== Provided data
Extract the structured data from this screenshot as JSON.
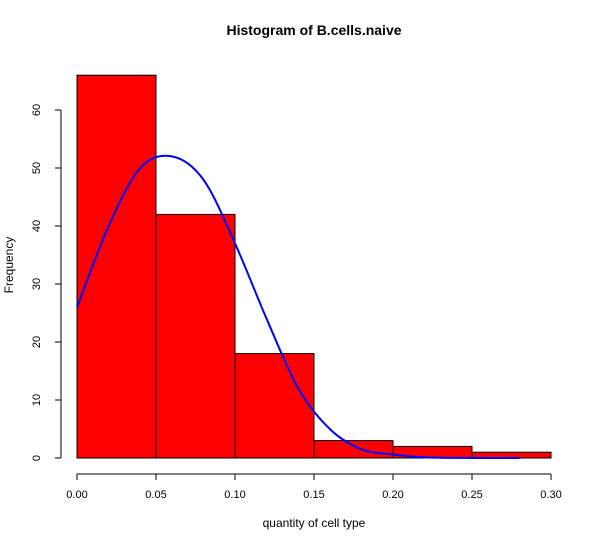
{
  "chart_data": {
    "type": "bar",
    "title": "Histogram of B.cells.naive",
    "xlabel": "quantity of cell type",
    "ylabel": "Frequency",
    "bins": [
      {
        "from": 0.0,
        "to": 0.05,
        "count": 66
      },
      {
        "from": 0.05,
        "to": 0.1,
        "count": 42
      },
      {
        "from": 0.1,
        "to": 0.15,
        "count": 18
      },
      {
        "from": 0.15,
        "to": 0.2,
        "count": 3
      },
      {
        "from": 0.2,
        "to": 0.25,
        "count": 2
      },
      {
        "from": 0.25,
        "to": 0.3,
        "count": 1
      }
    ],
    "xlim": [
      0.0,
      0.3
    ],
    "ylim": [
      0,
      70
    ],
    "x_ticks": [
      "0.00",
      "0.05",
      "0.10",
      "0.15",
      "0.20",
      "0.25",
      "0.30"
    ],
    "y_ticks": [
      "0",
      "10",
      "20",
      "30",
      "40",
      "50",
      "60"
    ],
    "density_curve": {
      "x": [
        0.0,
        0.02,
        0.04,
        0.06,
        0.08,
        0.1,
        0.12,
        0.14,
        0.16,
        0.18,
        0.2,
        0.22,
        0.24,
        0.26,
        0.28
      ],
      "y": [
        26,
        40,
        50,
        52,
        48,
        37,
        24,
        12,
        5,
        1.5,
        0.6,
        0.1,
        0.02,
        0.0,
        0.0
      ]
    },
    "colors": {
      "bar_fill": "#ff0000",
      "bar_border": "#000000",
      "curve": "#0000ff"
    },
    "grid": false,
    "legend": "none"
  }
}
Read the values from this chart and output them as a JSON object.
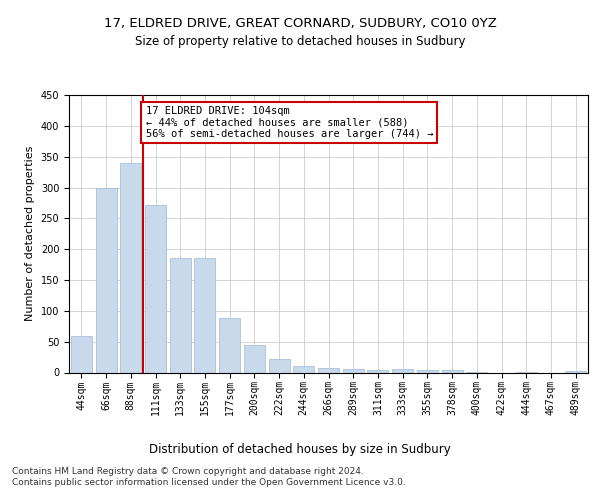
{
  "title_line1": "17, ELDRED DRIVE, GREAT CORNARD, SUDBURY, CO10 0YZ",
  "title_line2": "Size of property relative to detached houses in Sudbury",
  "xlabel": "Distribution of detached houses by size in Sudbury",
  "ylabel": "Number of detached properties",
  "categories": [
    "44sqm",
    "66sqm",
    "88sqm",
    "111sqm",
    "133sqm",
    "155sqm",
    "177sqm",
    "200sqm",
    "222sqm",
    "244sqm",
    "266sqm",
    "289sqm",
    "311sqm",
    "333sqm",
    "355sqm",
    "378sqm",
    "400sqm",
    "422sqm",
    "444sqm",
    "467sqm",
    "489sqm"
  ],
  "values": [
    60,
    300,
    340,
    272,
    185,
    185,
    88,
    45,
    22,
    11,
    7,
    5,
    4,
    5,
    4,
    4,
    1,
    0,
    1,
    0,
    3
  ],
  "bar_color": "#c9d9ec",
  "bar_edge_color": "#a0b8d8",
  "property_line_index": 3,
  "property_line_color": "#cc0000",
  "annotation_text": "17 ELDRED DRIVE: 104sqm\n← 44% of detached houses are smaller (588)\n56% of semi-detached houses are larger (744) →",
  "annotation_box_color": "#ffffff",
  "annotation_box_edge_color": "#cc0000",
  "annotation_fontsize": 7.5,
  "ylim": [
    0,
    450
  ],
  "yticks": [
    0,
    50,
    100,
    150,
    200,
    250,
    300,
    350,
    400,
    450
  ],
  "grid_color": "#cccccc",
  "background_color": "#ffffff",
  "footer_text": "Contains HM Land Registry data © Crown copyright and database right 2024.\nContains public sector information licensed under the Open Government Licence v3.0.",
  "title_fontsize": 9.5,
  "subtitle_fontsize": 8.5,
  "xlabel_fontsize": 8.5,
  "ylabel_fontsize": 8,
  "tick_fontsize": 7,
  "footer_fontsize": 6.5
}
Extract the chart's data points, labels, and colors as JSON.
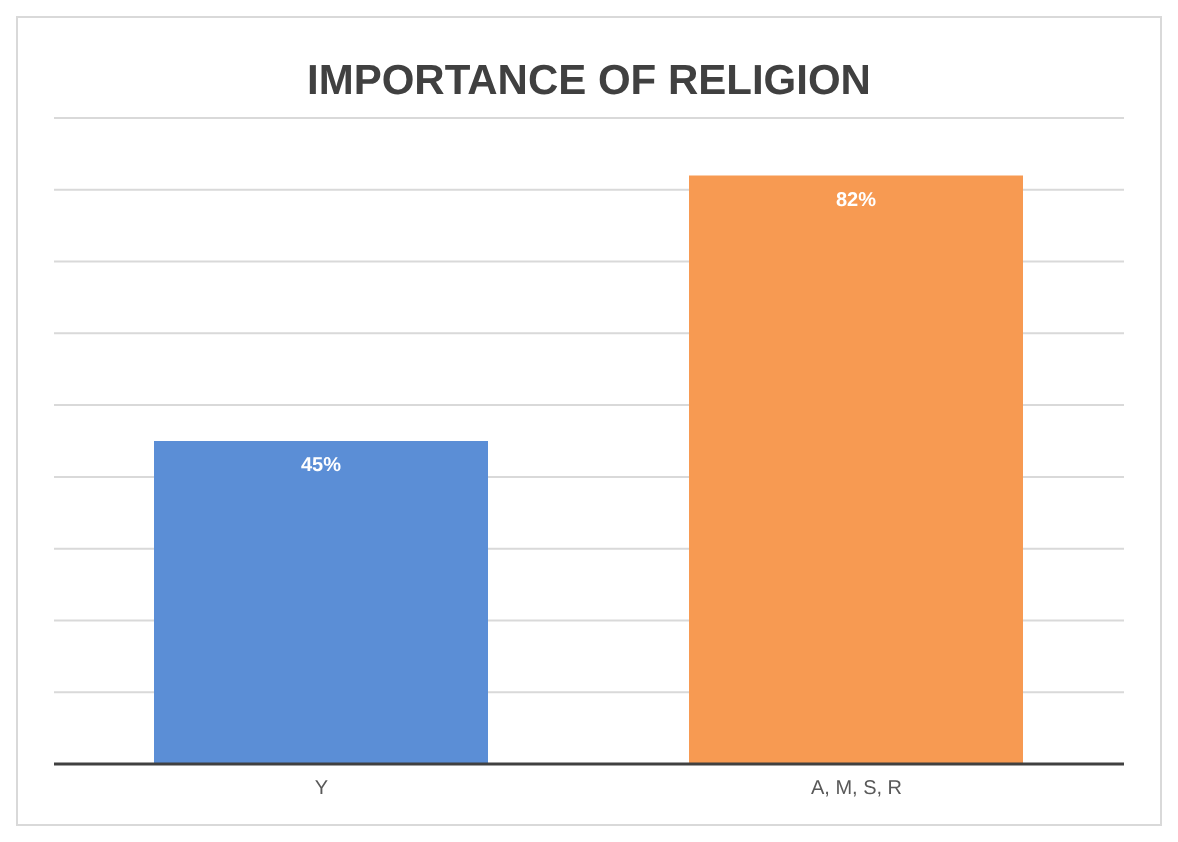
{
  "chart_data": {
    "type": "bar",
    "title": "IMPORTANCE OF RELIGION",
    "categories": [
      "Y",
      "A, M, S, R"
    ],
    "values": [
      45,
      82
    ],
    "colors": [
      "#5b8ed6",
      "#f79a52"
    ],
    "value_labels": [
      "45%",
      "82%"
    ],
    "ylim": [
      0,
      90
    ],
    "grid": "y",
    "tick_labels": "x"
  }
}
====
What needs to be done: Everything from the line that contains "Extract the chart's" to the final line of the data is to be duplicated exactly, both ends included, except the pictures.

Exercise solution:
Extract the chart's data points, labels, and colors as JSON.
{
  "chart_data": {
    "type": "bar",
    "title": "IMPORTANCE OF RELIGION",
    "categories": [
      "Y",
      "A, M, S, R"
    ],
    "values": [
      45,
      82
    ],
    "colors": [
      "#5b8ed6",
      "#f79a52"
    ],
    "value_labels": [
      "45%",
      "82%"
    ],
    "ylim": [
      0,
      90
    ],
    "grid": "y",
    "tick_labels": "x"
  }
}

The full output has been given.